**Objective:**
Read the records below. Copy each line where the string "translation" occurs.

**Source material:**

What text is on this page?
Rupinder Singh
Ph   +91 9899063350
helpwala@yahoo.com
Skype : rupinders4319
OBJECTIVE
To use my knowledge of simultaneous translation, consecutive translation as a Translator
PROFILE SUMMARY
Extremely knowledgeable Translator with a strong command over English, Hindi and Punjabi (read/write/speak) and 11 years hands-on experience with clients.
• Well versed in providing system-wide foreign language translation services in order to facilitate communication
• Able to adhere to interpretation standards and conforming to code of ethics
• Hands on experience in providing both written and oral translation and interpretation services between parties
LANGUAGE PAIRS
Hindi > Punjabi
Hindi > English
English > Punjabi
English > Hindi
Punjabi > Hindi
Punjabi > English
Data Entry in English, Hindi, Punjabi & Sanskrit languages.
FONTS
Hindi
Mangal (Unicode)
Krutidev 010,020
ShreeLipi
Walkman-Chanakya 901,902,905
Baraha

...

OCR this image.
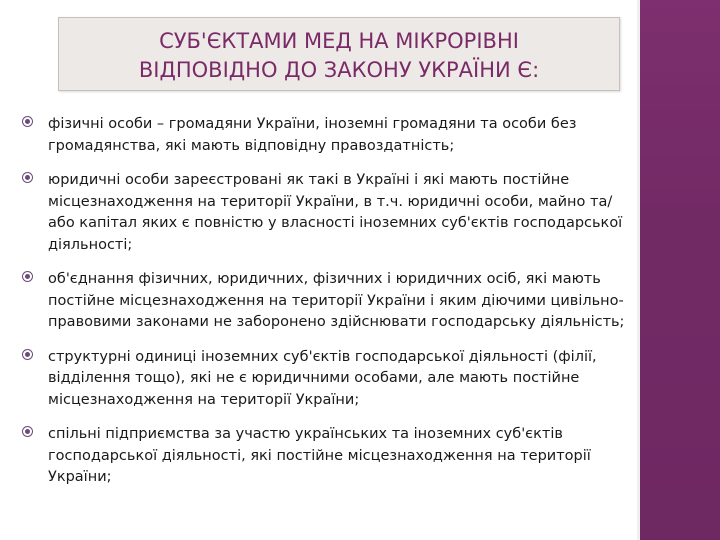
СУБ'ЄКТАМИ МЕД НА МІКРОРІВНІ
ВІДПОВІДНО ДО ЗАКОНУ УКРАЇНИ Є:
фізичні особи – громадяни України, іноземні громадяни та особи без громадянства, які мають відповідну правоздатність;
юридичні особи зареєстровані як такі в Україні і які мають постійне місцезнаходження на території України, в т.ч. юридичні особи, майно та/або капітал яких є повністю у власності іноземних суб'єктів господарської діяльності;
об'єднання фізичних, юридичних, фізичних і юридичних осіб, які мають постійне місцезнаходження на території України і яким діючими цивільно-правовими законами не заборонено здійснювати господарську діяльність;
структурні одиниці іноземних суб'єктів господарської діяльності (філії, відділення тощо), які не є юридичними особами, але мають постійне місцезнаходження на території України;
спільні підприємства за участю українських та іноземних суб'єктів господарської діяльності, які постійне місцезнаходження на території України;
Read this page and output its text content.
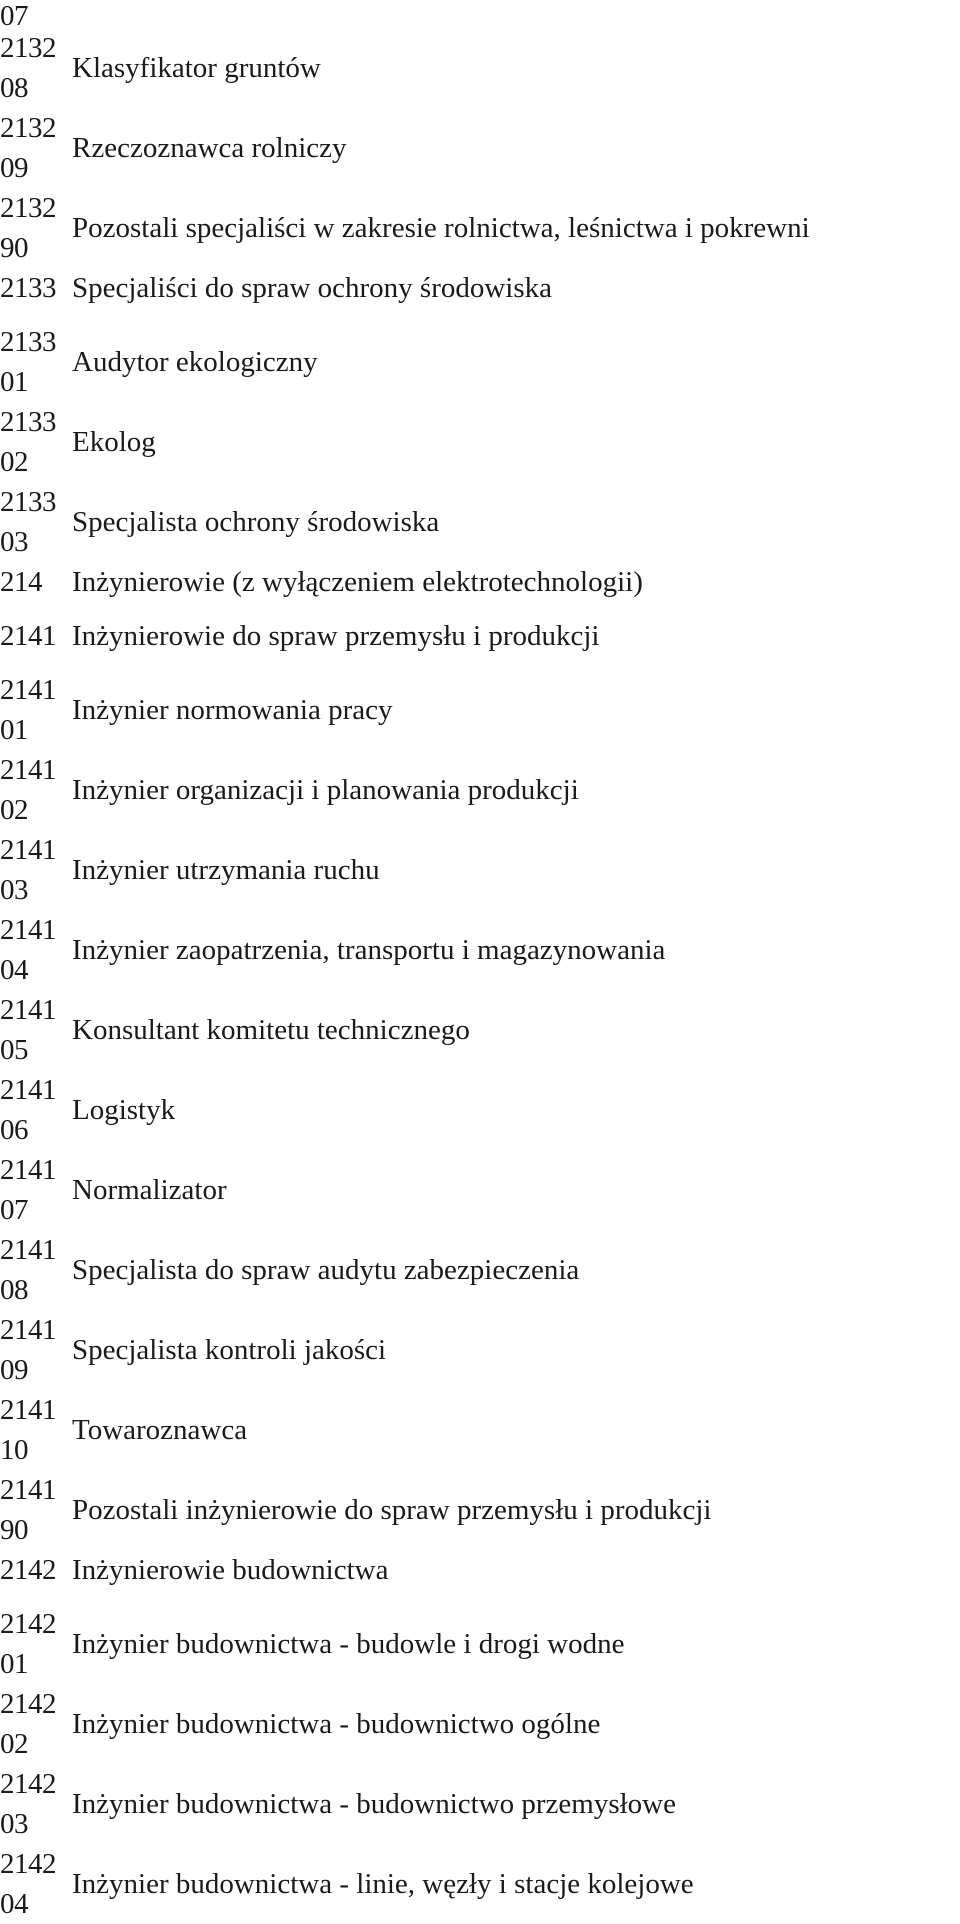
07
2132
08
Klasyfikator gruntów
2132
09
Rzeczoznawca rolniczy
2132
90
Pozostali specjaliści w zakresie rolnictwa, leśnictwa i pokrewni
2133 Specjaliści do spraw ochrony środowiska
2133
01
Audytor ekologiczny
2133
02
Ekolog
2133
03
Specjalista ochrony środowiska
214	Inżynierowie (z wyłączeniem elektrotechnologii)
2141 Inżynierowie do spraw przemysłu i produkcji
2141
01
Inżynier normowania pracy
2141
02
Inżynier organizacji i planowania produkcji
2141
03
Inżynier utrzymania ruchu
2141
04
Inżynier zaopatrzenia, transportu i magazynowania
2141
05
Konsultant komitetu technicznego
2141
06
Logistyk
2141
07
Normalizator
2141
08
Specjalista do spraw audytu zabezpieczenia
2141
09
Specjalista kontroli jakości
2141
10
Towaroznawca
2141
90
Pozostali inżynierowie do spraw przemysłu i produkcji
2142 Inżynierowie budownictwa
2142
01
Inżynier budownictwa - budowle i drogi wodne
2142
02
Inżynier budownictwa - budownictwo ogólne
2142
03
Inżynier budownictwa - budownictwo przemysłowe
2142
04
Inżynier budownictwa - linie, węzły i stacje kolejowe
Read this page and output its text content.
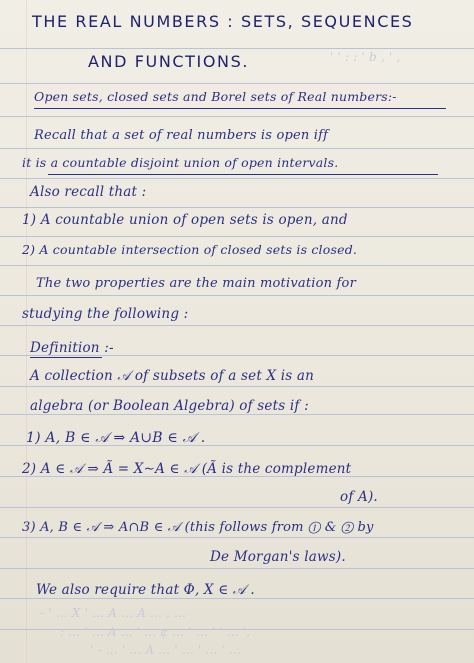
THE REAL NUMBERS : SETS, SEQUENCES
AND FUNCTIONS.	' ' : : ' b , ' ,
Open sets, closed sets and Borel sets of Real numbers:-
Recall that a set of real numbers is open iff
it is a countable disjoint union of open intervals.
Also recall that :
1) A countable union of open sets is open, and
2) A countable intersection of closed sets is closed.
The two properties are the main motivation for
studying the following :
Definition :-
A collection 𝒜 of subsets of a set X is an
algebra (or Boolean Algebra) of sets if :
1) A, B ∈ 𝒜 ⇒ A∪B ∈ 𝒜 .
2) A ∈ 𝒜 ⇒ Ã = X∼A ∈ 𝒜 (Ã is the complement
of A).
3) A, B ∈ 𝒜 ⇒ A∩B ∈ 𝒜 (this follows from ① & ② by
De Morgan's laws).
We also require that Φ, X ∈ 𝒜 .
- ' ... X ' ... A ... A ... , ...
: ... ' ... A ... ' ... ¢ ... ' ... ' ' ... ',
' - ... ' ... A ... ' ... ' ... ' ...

--

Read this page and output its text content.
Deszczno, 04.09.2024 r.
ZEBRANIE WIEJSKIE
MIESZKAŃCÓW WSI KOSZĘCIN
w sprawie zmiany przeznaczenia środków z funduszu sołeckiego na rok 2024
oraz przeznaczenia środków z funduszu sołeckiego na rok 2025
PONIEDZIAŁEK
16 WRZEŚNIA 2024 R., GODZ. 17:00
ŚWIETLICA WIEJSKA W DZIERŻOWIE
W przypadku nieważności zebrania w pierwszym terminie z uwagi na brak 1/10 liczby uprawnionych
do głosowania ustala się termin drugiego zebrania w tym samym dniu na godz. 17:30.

**Finished answer:**
To use my knowledge of simultaneous translation, consecutive translation as a Translator
• Well versed in providing system-wide foreign language translation services in order to facilitate communication
• Hands on experience in providing both written and oral translation and interpretation services between parties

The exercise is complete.